* Exercise task
Gather the lines that hold the string "greeting".

* The records
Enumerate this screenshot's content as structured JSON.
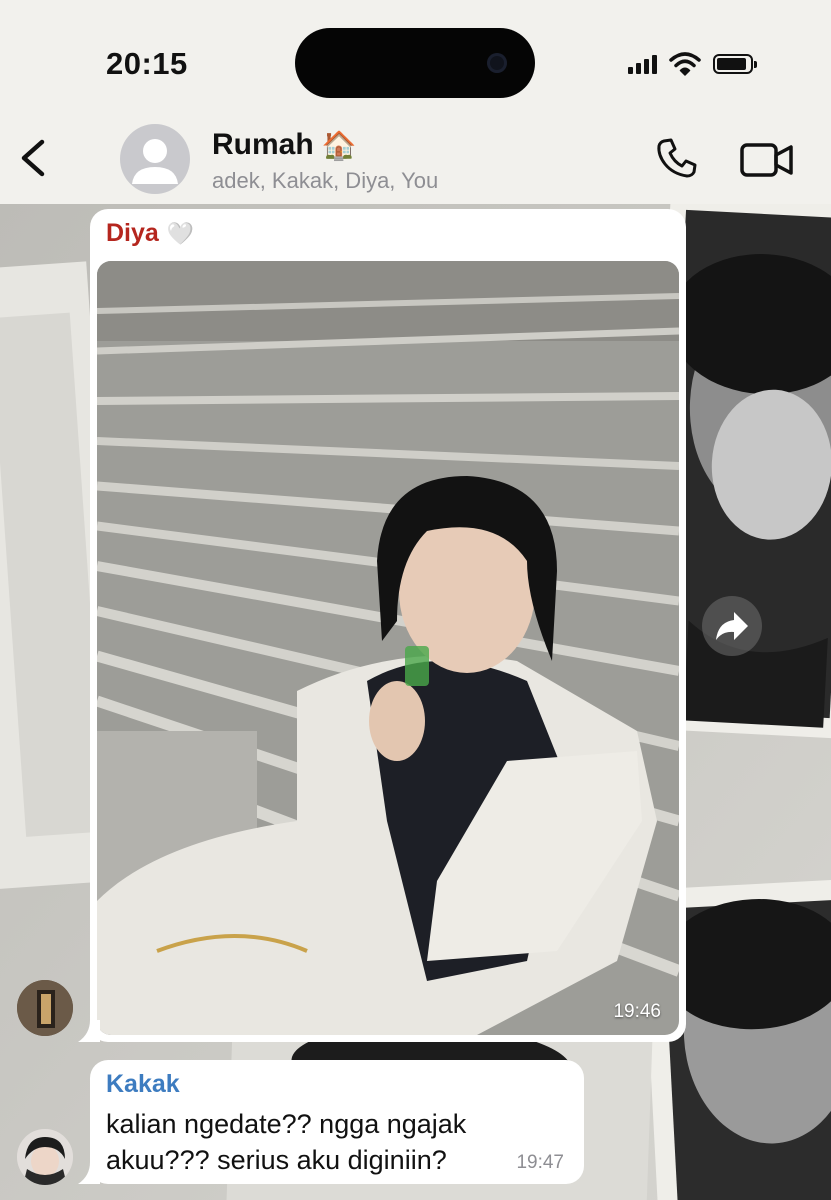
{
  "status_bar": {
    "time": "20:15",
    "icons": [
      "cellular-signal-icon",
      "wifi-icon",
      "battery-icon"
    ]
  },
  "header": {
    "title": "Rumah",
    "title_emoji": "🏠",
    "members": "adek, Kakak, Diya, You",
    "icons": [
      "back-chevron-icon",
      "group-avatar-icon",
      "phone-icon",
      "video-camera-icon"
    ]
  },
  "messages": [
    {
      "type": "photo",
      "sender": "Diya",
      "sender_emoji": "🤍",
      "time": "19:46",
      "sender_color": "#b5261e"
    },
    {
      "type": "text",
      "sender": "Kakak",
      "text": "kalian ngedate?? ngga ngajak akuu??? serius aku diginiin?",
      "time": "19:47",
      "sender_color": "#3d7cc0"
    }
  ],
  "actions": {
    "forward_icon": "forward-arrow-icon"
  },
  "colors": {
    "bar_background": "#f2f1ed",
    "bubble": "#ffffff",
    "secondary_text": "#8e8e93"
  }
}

---

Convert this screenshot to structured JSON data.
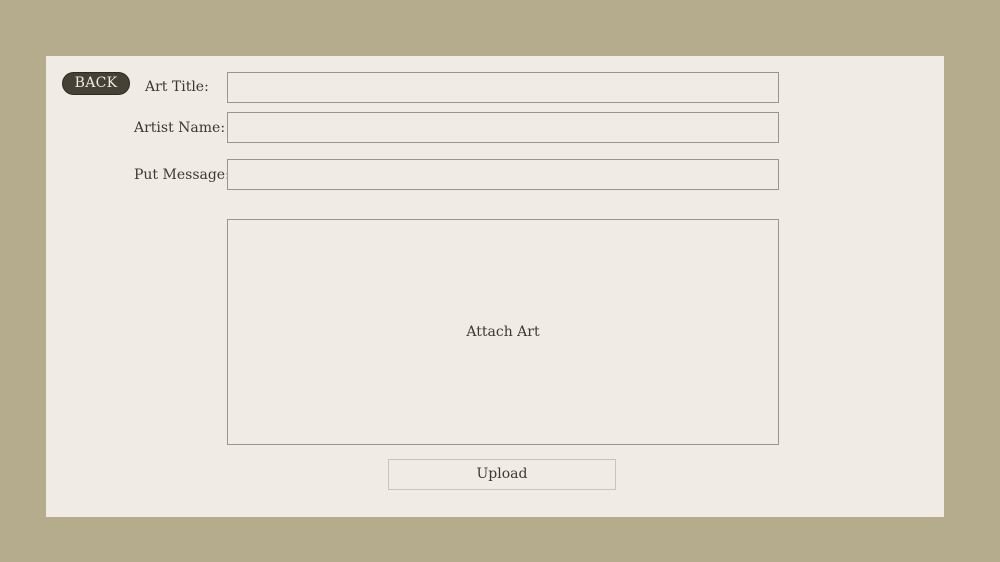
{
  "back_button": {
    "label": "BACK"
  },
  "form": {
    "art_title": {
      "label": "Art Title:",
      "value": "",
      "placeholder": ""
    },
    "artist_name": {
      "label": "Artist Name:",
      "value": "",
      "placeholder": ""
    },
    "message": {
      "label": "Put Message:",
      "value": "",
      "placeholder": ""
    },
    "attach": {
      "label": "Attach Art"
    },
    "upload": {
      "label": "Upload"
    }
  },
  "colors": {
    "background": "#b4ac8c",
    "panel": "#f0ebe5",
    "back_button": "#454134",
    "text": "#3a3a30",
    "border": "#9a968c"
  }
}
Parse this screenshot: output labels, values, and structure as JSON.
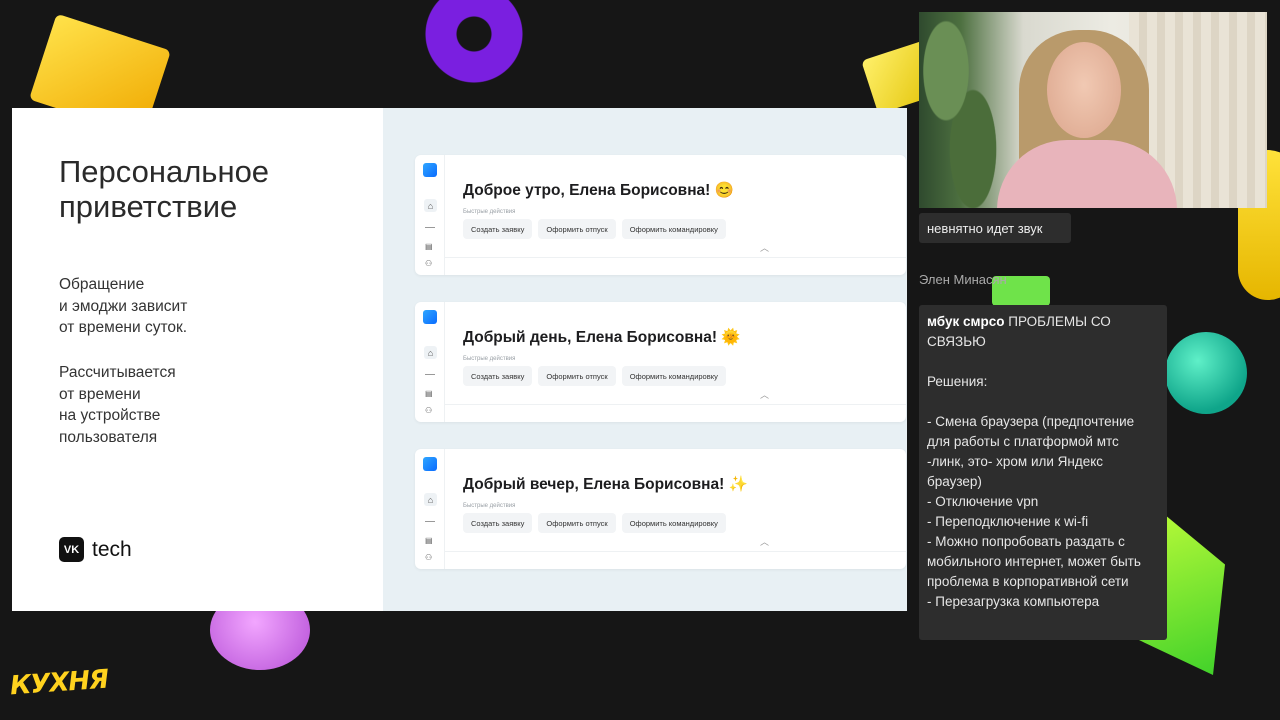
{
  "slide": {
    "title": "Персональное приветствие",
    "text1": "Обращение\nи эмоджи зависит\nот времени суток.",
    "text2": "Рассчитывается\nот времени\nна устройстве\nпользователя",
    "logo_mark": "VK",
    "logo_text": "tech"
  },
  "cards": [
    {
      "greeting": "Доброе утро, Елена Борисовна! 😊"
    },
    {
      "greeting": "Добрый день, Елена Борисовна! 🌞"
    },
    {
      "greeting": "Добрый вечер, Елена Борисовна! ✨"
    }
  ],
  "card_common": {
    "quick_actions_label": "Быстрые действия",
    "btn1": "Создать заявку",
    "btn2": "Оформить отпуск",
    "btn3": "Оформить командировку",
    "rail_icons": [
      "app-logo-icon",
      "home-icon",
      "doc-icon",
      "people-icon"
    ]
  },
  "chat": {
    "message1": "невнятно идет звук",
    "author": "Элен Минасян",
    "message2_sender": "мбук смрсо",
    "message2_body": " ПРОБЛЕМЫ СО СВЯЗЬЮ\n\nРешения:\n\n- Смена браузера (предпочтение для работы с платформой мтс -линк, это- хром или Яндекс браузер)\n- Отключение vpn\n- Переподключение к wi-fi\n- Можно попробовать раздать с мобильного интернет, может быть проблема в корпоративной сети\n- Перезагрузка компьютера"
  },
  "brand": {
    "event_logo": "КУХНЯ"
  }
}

* * *

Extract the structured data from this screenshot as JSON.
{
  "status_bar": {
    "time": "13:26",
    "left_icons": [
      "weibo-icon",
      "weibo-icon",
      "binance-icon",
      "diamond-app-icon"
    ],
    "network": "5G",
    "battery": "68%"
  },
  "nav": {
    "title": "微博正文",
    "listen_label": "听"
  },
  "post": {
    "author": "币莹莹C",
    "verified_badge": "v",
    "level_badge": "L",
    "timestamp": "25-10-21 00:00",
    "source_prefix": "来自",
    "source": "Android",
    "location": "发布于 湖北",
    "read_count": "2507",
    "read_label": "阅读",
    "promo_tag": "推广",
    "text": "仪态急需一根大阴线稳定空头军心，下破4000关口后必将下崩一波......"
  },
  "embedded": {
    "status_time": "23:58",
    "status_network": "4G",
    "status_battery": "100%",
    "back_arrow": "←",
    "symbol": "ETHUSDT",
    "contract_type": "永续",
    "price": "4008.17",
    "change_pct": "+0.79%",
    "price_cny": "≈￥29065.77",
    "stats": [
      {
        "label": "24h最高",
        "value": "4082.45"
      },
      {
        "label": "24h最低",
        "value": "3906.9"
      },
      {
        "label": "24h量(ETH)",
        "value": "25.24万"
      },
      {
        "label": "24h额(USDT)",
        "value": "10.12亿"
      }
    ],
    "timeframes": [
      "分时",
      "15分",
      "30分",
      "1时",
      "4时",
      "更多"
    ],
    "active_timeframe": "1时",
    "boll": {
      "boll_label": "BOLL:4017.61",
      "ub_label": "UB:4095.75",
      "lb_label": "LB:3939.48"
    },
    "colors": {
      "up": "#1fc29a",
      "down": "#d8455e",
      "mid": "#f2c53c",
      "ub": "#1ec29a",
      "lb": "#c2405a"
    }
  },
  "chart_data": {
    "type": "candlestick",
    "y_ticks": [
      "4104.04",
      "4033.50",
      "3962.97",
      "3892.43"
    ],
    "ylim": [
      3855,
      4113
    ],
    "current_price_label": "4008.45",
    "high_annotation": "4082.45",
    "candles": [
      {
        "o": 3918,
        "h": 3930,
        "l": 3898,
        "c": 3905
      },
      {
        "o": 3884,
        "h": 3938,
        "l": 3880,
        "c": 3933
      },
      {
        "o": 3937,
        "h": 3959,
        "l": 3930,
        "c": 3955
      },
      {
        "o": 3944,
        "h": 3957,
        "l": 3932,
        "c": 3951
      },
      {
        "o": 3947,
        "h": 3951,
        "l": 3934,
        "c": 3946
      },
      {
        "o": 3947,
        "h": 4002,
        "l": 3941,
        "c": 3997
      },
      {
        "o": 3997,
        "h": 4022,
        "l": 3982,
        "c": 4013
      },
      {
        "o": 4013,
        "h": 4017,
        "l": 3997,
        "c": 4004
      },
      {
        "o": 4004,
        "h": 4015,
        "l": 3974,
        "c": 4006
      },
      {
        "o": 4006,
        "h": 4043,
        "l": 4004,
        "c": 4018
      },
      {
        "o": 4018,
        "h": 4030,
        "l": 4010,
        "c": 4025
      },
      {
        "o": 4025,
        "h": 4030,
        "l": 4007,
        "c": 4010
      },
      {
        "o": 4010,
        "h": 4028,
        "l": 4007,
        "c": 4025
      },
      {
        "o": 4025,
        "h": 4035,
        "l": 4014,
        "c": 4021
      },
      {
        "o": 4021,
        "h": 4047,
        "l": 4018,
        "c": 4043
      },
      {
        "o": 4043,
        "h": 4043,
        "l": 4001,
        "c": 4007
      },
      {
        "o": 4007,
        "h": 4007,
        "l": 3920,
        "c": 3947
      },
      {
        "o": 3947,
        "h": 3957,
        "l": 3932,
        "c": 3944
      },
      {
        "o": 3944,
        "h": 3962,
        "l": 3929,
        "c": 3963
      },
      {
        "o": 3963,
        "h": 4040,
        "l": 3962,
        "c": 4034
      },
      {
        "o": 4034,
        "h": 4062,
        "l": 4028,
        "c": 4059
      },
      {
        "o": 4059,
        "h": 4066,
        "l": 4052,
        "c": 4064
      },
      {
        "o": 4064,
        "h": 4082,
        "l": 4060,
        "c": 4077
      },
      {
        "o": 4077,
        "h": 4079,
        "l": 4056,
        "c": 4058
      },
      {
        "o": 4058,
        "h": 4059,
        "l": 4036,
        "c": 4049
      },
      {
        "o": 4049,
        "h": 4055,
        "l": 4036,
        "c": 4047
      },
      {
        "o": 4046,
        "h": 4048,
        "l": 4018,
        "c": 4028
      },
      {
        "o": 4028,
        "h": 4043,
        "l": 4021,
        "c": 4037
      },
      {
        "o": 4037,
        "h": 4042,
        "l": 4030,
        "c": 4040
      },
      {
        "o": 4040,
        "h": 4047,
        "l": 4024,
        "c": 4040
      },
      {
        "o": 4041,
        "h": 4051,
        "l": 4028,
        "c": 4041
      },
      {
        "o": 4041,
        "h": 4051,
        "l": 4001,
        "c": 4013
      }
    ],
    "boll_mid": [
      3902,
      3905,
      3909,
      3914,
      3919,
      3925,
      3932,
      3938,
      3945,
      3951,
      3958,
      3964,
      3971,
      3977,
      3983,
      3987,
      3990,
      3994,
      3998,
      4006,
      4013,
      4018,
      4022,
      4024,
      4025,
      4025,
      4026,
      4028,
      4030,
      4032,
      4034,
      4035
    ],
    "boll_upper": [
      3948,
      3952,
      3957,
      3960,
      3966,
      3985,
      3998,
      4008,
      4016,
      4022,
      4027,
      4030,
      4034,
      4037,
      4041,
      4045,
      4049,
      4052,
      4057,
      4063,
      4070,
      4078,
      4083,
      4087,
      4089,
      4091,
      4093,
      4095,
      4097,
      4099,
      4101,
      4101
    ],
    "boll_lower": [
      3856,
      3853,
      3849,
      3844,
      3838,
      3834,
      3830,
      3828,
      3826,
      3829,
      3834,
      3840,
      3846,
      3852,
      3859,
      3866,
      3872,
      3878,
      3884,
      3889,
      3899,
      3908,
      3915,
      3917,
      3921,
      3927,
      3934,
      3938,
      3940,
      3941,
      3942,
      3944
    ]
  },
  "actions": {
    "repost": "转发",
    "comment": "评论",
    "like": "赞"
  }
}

* Full response
      "greeting": "Доброе утро, Елена Борисовна! 😊"
      "greeting": "Добрый день, Елена Борисовна! 🌞"
      "greeting": "Добрый вечер, Елена Борисовна! ✨"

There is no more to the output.